(Stored records)
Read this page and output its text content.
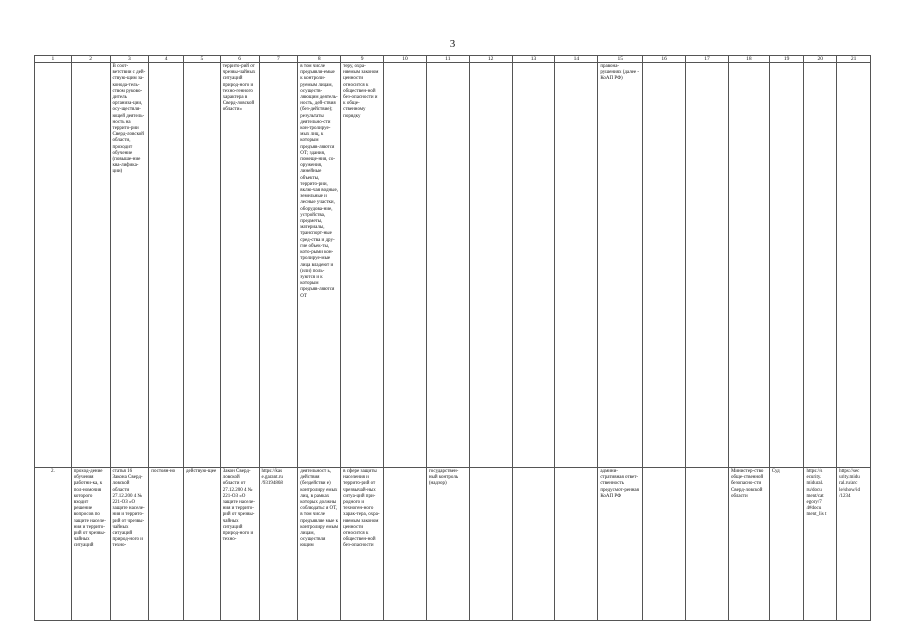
3
1	2	3	4	5	6	7	8	9	10	11	12	13	14	15	16	17	18	19	20	21
		В соот-ветствии с дей-ствую-щим за-конода-тель-ством руково-дитель организа-ции, осу-ществля-ющей деятель-ность на террито-рии Сверд-ловской области, проходит обучение (повыше-ние ква-лифика-ции)			террито-рий от чрезвы-чайных ситуаций природ-ного и техно-генного характера в Сверд-ловской области»		в том числе предъявля-емые к контроли-руемым лицам, осуществ-ляющим деятель-ность, дей-ствия (без-действие); результаты деятельно-сти кон-тролируе-мых лиц, к которым предъяв-ляются ОТ; здания, помеще-ния, со-оружения, линейные объекты, террито-рии, вклю-чая водные, земельные и лесные участки, оборудова-ние, устройства, предметы, материалы, транспорт-ные сред-ства и дру-гие объек-ты, кото-рыми кон-тролируе-мые лица владеют и (или) поль-зуются и к которым предъяв-ляются ОТ	теру, охра-няемым законом ценности относится к обществен-ной без-опасности и к обще-ственному порядку						правона-рушениях (далее - КоАП РФ)						
2.	проход-дение обучения работни-ка, к пол-номочия которого входит решение вопросов по защите населе-ния и террито-рий от чрезвы-чайных ситуаций	статья 16 Закона Сверд-ловской области 27.12.200 4 № 221-ОЗ «О защите населе-ния и террито-рий от чрезвы-чайных ситуаций природ-ного и техно-	постоян-но	действую-щее	Закон Сверд-ловской области от 27.12.200 4 № 221-ОЗ «О защите населе-ния и террито-рий от чрезвы-чайных ситуаций природ-ного и техно-	https://kas e.garant.ru /93194868	деятельност ь, действия (бездействи е) контролиру емых лиц, в рамках которых должны соблюдатьс я ОТ, в том числе предъявляе мые к контролиру емым лицам, осуществля ющим	в сфере защиты населения и террито-рий от чрезвычай-ных ситуа-ций при-родного и техноген-ного харак-тера, охра-няемым законом ценности относится к обществен-ной без-опасности		государствен-ный контроль (надзор)				админи-стративная ответ-ственность предусмот-ренная КоАП РФ			Министер-ство обще-ственной безопасно-сти Сверд-ловской области	Суд	https://s ecurity. midural. ru/docu ment/cat egory/7 4#docu ment_lis t	https://sec urity.midu ral.ru/arc le/show/id /1234
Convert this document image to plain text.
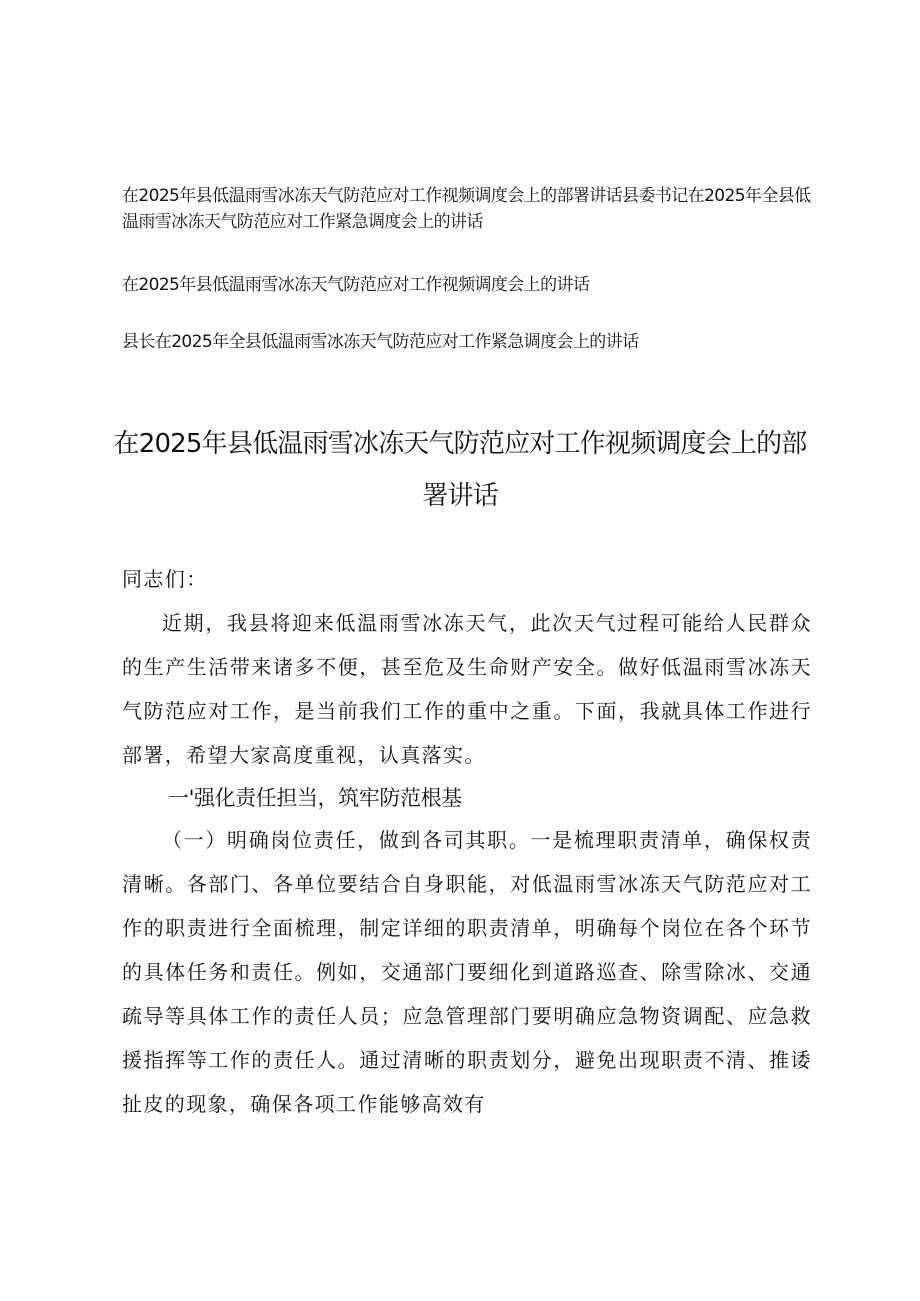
在2025年县低温雨雪冰冻天气防范应对工作视频调度会上的部署讲话县委书记在2025年全县低温雨雪冰冻天气防范应对工作紧急调度会上的讲话
在2025年县低温雨雪冰冻天气防范应对工作视频调度会上的讲话
县长在2025年全县低温雨雪冰冻天气防范应对工作紧急调度会上的讲话
在2025年县低温雨雪冰冻天气防范应对工作视频调度会上的部署讲话
同志们：
近期，我县将迎来低温雨雪冰冻天气，此次天气过程可能给人民群众的生产生活带来诸多不便，甚至危及生命财产安全。做好低温雨雪冰冻天气防范应对工作，是当前我们工作的重中之重。下面，我就具体工作进行部署，希望大家高度重视，认真落实。
一'强化责任担当，筑牢防范根基
（一）明确岗位责任，做到各司其职。一是梳理职责清单，确保权责清晰。各部门、各单位要结合自身职能，对低温雨雪冰冻天气防范应对工作的职责进行全面梳理，制定详细的职责清单，明确每个岗位在各个环节的具体任务和责任。例如，交通部门要细化到道路巡查、除雪除冰、交通疏导等具体工作的责任人员；应急管理部门要明确应急物资调配、应急救援指挥等工作的责任人。通过清晰的职责划分，避免出现职责不清、推诿扯皮的现象，确保各项工作能够高效有
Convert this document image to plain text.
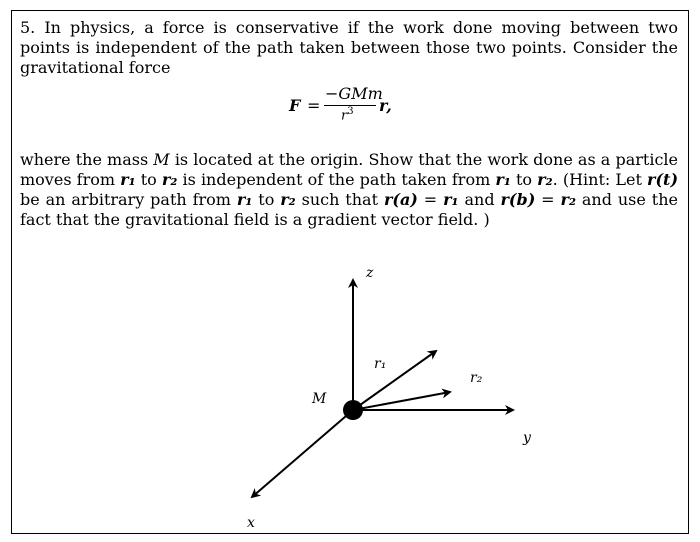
5. In physics, a force is conservative if the work done moving between two points is independent of the path taken between those two points. Consider the gravitational force

F =
−GMm
$r^3$ r,

where the mass M is located at the origin. Show that the work done as a particle moves from r₁ to r₂ is independent of the path taken from r₁ to r₂. (Hint: Let r(t) be an arbitrary path from r₁ to r₂ such that r(a) = r₁ and r(b) = r₂ and use the fact that the gravitational field is a gradient vector field. )

z
y
x
M
r₁
r₂
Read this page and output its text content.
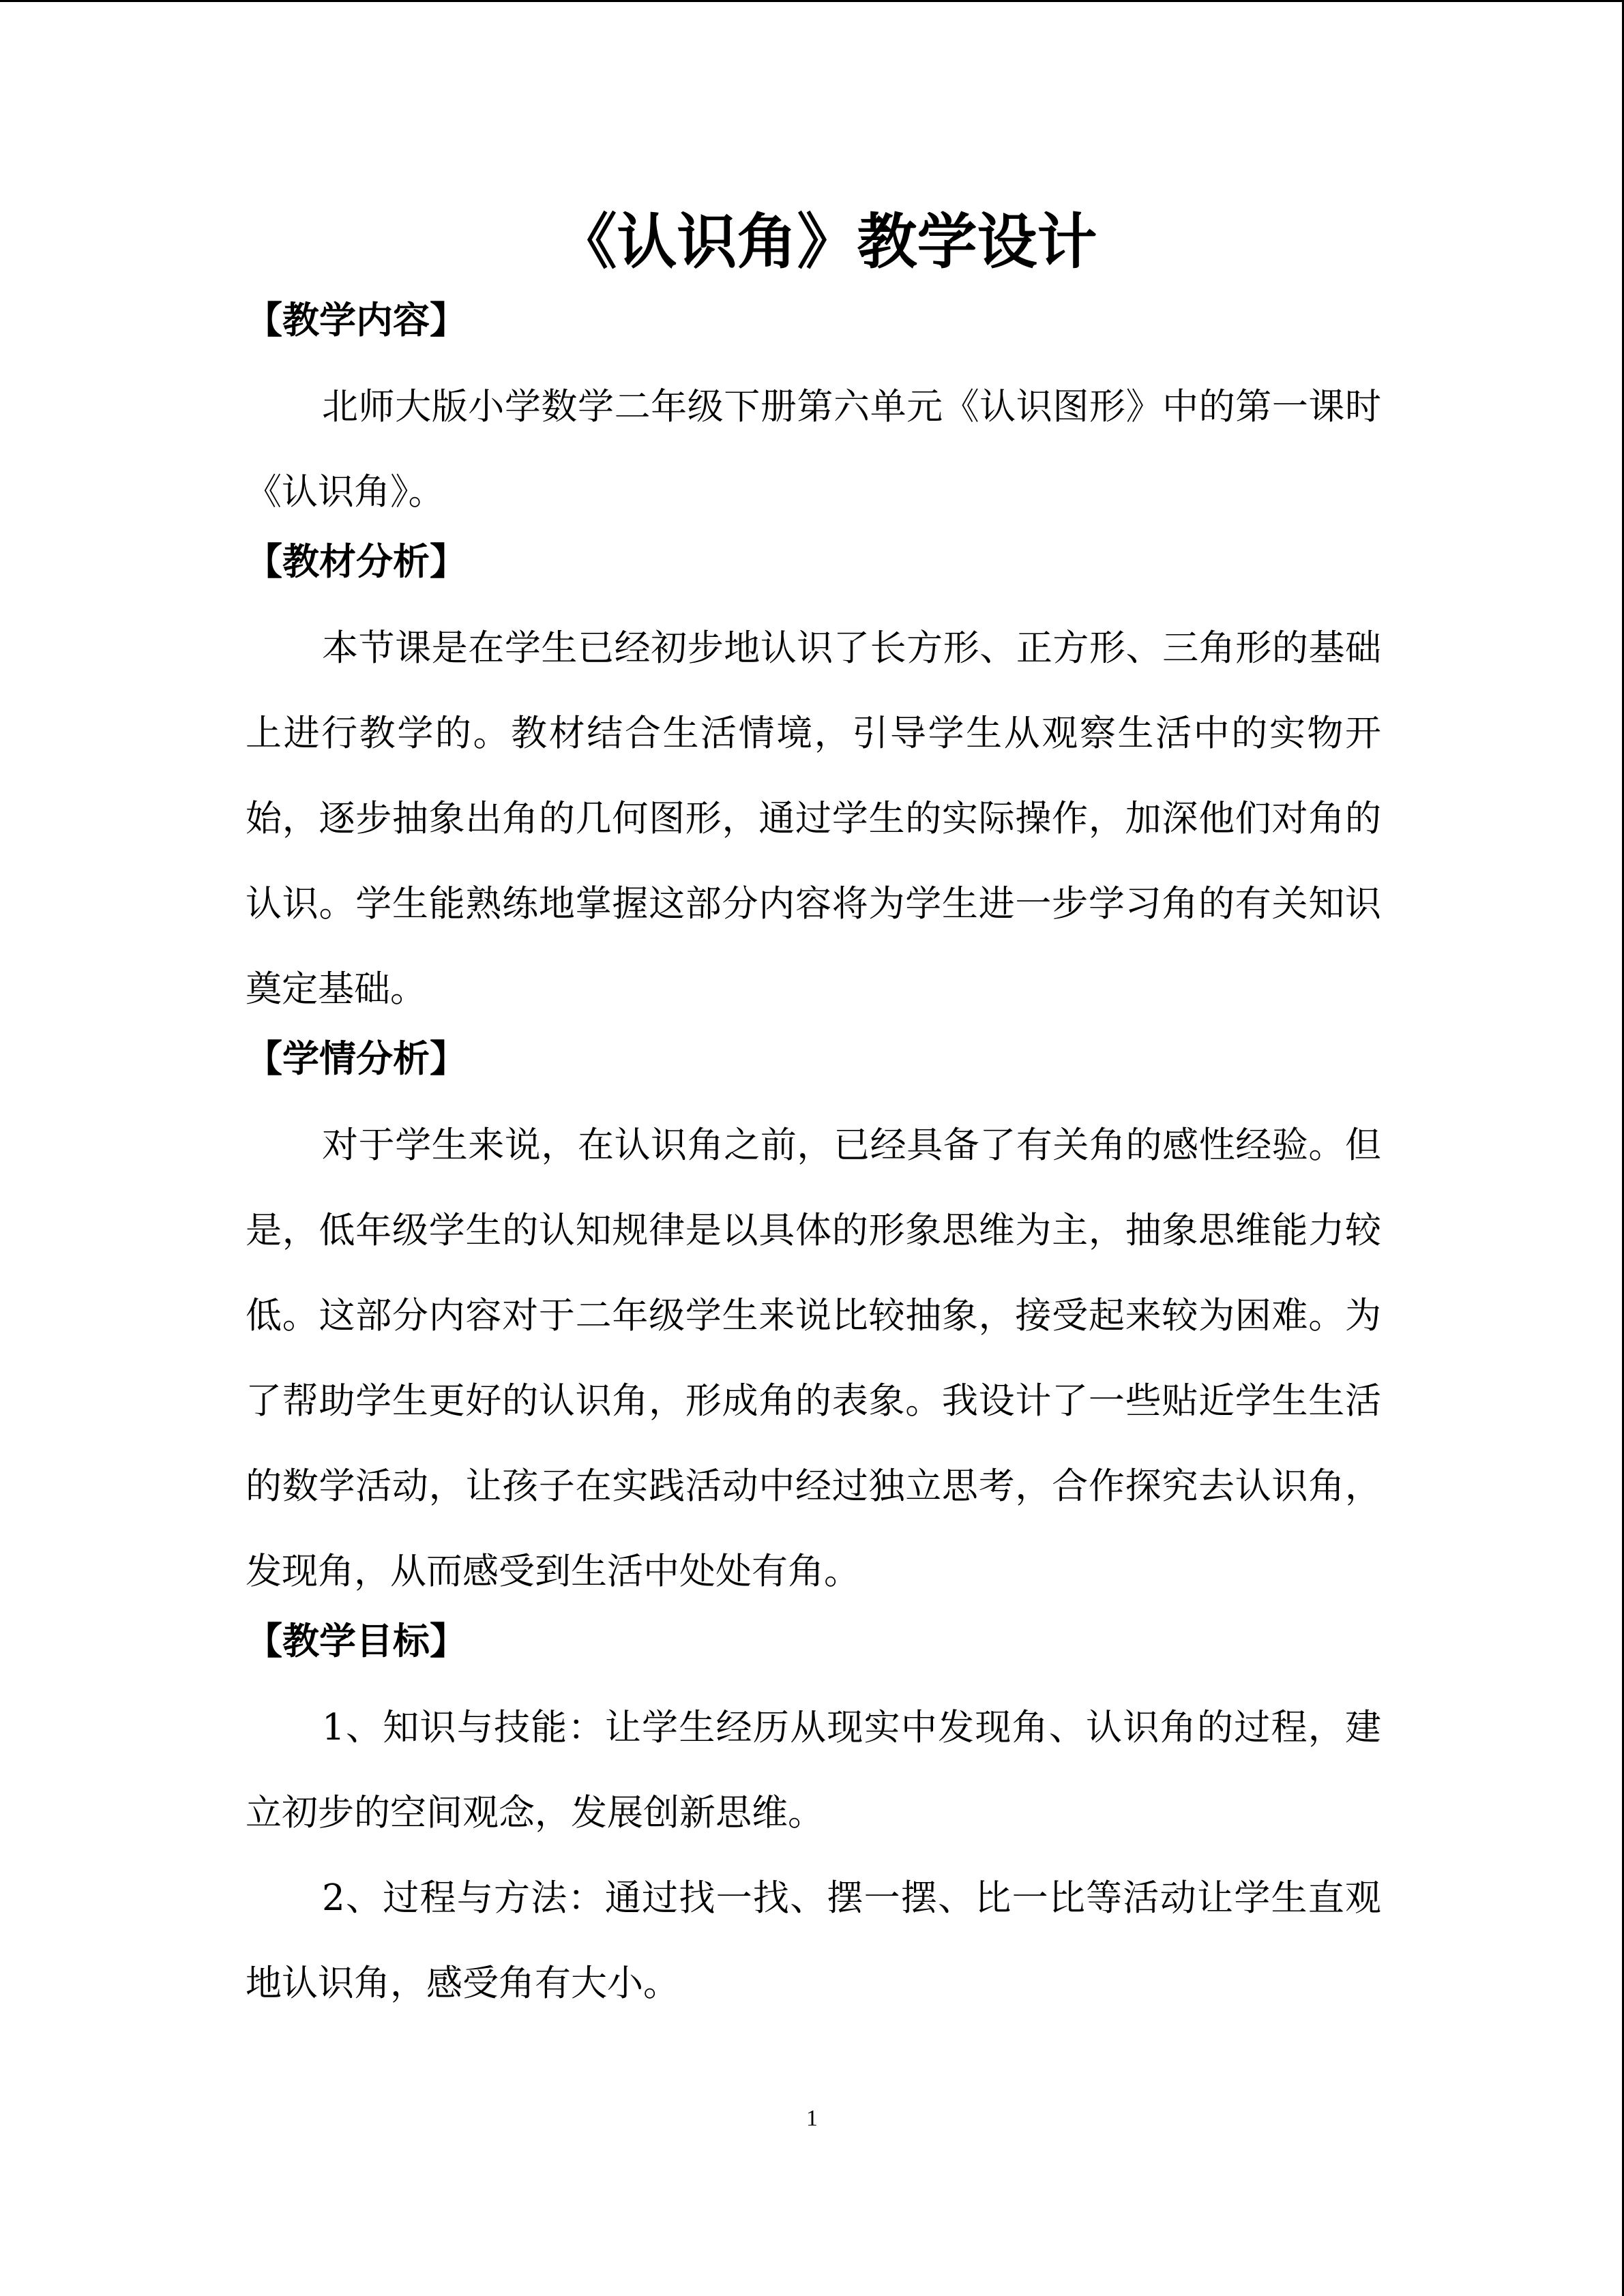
《认识角》教学设计
【教学内容】

北师大版小学数学二年级下册第六单元《认识图形》中的第一课时《认识角》。

【教材分析】

本节课是在学生已经初步地认识了长方形、正方形、三角形的基础上进行教学的。教材结合生活情境，引导学生从观察生活中的实物开始，逐步抽象出角的几何图形，通过学生的实际操作，加深他们对角的认识。学生能熟练地掌握这部分内容将为学生进一步学习角的有关知识奠定基础。

【学情分析】

对于学生来说，在认识角之前，已经具备了有关角的感性经验。但是，低年级学生的认知规律是以具体的形象思维为主，抽象思维能力较低。这部分内容对于二年级学生来说比较抽象，接受起来较为困难。为了帮助学生更好的认识角，形成角的表象。我设计了一些贴近学生生活的数学活动，让孩子在实践活动中经过独立思考，合作探究去认识角，发现角，从而感受到生活中处处有角。

【教学目标】

1、知识与技能：让学生经历从现实中发现角、认识角的过程，建立初步的空间观念，发展创新思维。

2、过程与方法：通过找一找、摆一摆、比一比等活动让学生直观地认识角，感受角有大小。

1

» Problem:
Return each line exactly as written. Any picture gets left out.

» The output:
Read this page and output its text content.
3
1	2	3	4	5	6	7	8	9	10	11	12	13	14	15	16	17	18	19	20	21
		В соот-ветствии с дей-ствую-щим за-конода-тель-ством руково-дитель организа-ции, осу-ществля-ющей деятель-ность на террито-рии Сверд-ловской области, проходит обучение (повыше-ние ква-лифика-ции)			террито-рий от чрезвы-чайных ситуаций природ-ного и техно-генного характера в Сверд-ловской области»		в том числе предъявля-емые к контроли-руемым лицам, осуществ-ляющим деятель-ность, дей-ствия (без-действие); результаты деятельно-сти кон-тролируе-мых лиц, к которым предъяв-ляются ОТ; здания, помеще-ния, со-оружения, линейные объекты, террито-рии, вклю-чая водные, земельные и лесные участки, оборудова-ние, устройства, предметы, материалы, транспорт-ные сред-ства и дру-гие объек-ты, кото-рыми кон-тролируе-мые лица владеют и (или) поль-зуются и к которым предъяв-ляются ОТ	теру, охра-няемым законом ценности относится к обществен-ной без-опасности и к обще-ственному порядку						правона-рушениях (далее - КоАП РФ)						
2.	проход-дение обучения работни-ка, к пол-номочия которого входит решение вопросов по защите населе-ния и террито-рий от чрезвы-чайных ситуаций	статья 16 Закона Сверд-ловской области 27.12.200 4 № 221-ОЗ «О защите населе-ния и террито-рий от чрезвы-чайных ситуаций природ-ного и техно-	постоян-но	действую-щее	Закон Сверд-ловской области от 27.12.200 4 № 221-ОЗ «О защите населе-ния и террито-рий от чрезвы-чайных ситуаций природ-ного и техно-	https://kas e.garant.ru /93194868	деятельност ь, действия (бездействи е) контролиру емых лиц, в рамках которых должны соблюдатьс я ОТ, в том числе предъявляе мые к контролиру емым лицам, осуществля ющим	в сфере защиты населения и террито-рий от чрезвычай-ных ситуа-ций при-родного и техноген-ного харак-тера, охра-няемым законом ценности относится к обществен-ной без-опасности		государствен-ный контроль (надзор)				админи-стративная ответ-ственность предусмот-ренная КоАП РФ			Министер-ство обще-ственной безопасно-сти Сверд-ловской области	Суд	https://s ecurity. midural. ru/docu ment/cat egory/7 4#docu ment_lis t	https://sec urity.midu ral.ru/arc le/show/id /1234
Convert this document image to plain text.
在2025年县低温雨雪冰冻天气防范应对工作视频调度会上的部署讲话县委书记在2025年全县低温雨雪冰冻天气防范应对工作紧急调度会上的讲话
在2025年县低温雨雪冰冻天气防范应对工作视频调度会上的讲话
县长在2025年全县低温雨雪冰冻天气防范应对工作紧急调度会上的讲话
在2025年县低温雨雪冰冻天气防范应对工作视频调度会上的部署讲话
同志们：
近期，我县将迎来低温雨雪冰冻天气，此次天气过程可能给人民群众的生产生活带来诸多不便，甚至危及生命财产安全。做好低温雨雪冰冻天气防范应对工作，是当前我们工作的重中之重。下面，我就具体工作进行部署，希望大家高度重视，认真落实。
一'强化责任担当，筑牢防范根基
（一）明确岗位责任，做到各司其职。一是梳理职责清单，确保权责清晰。各部门、各单位要结合自身职能，对低温雨雪冰冻天气防范应对工作的职责进行全面梳理，制定详细的职责清单，明确每个岗位在各个环节的具体任务和责任。例如，交通部门要细化到道路巡查、除雪除冰、交通疏导等具体工作的责任人员；应急管理部门要明确应急物资调配、应急救援指挥等工作的责任人。通过清晰的职责划分，避免出现职责不清、推诿扯皮的现象，确保各项工作能够高效有
Convert this document image to plain text.
5. In physics, a force is conservative if the work done moving between two points is independent of the path taken between those two points. Consider the gravitational force

F =
−GMm
$r^3$ r,

where the mass M is located at the origin. Show that the work done as a particle moves from r₁ to r₂ is independent of the path taken from r₁ to r₂. (Hint: Let r(t) be an arbitrary path from r₁ to r₂ such that r(a) = r₁ and r(b) = r₂ and use the fact that the gravitational field is a gradient vector field. )

z
y
x
M
r₁
r₂
Read this page and output its text content.
《认识角》教学设计
【教学内容】

北师大版小学数学二年级下册第六单元《认识图形》中的第一课时《认识角》。

【教材分析】

本节课是在学生已经初步地认识了长方形、正方形、三角形的基础上进行教学的。教材结合生活情境，引导学生从观察生活中的实物开始，逐步抽象出角的几何图形，通过学生的实际操作，加深他们对角的认识。学生能熟练地掌握这部分内容将为学生进一步学习角的有关知识奠定基础。

【学情分析】

对于学生来说，在认识角之前，已经具备了有关角的感性经验。但是，低年级学生的认知规律是以具体的形象思维为主，抽象思维能力较低。这部分内容对于二年级学生来说比较抽象，接受起来较为困难。为了帮助学生更好的认识角，形成角的表象。我设计了一些贴近学生生活的数学活动，让孩子在实践活动中经过独立思考，合作探究去认识角，发现角，从而感受到生活中处处有角。

【教学目标】

1、知识与技能：让学生经历从现实中发现角、认识角的过程，建立初步的空间观念，发展创新思维。

2、过程与方法：通过找一找、摆一摆、比一比等活动让学生直观地认识角，感受角有大小。

1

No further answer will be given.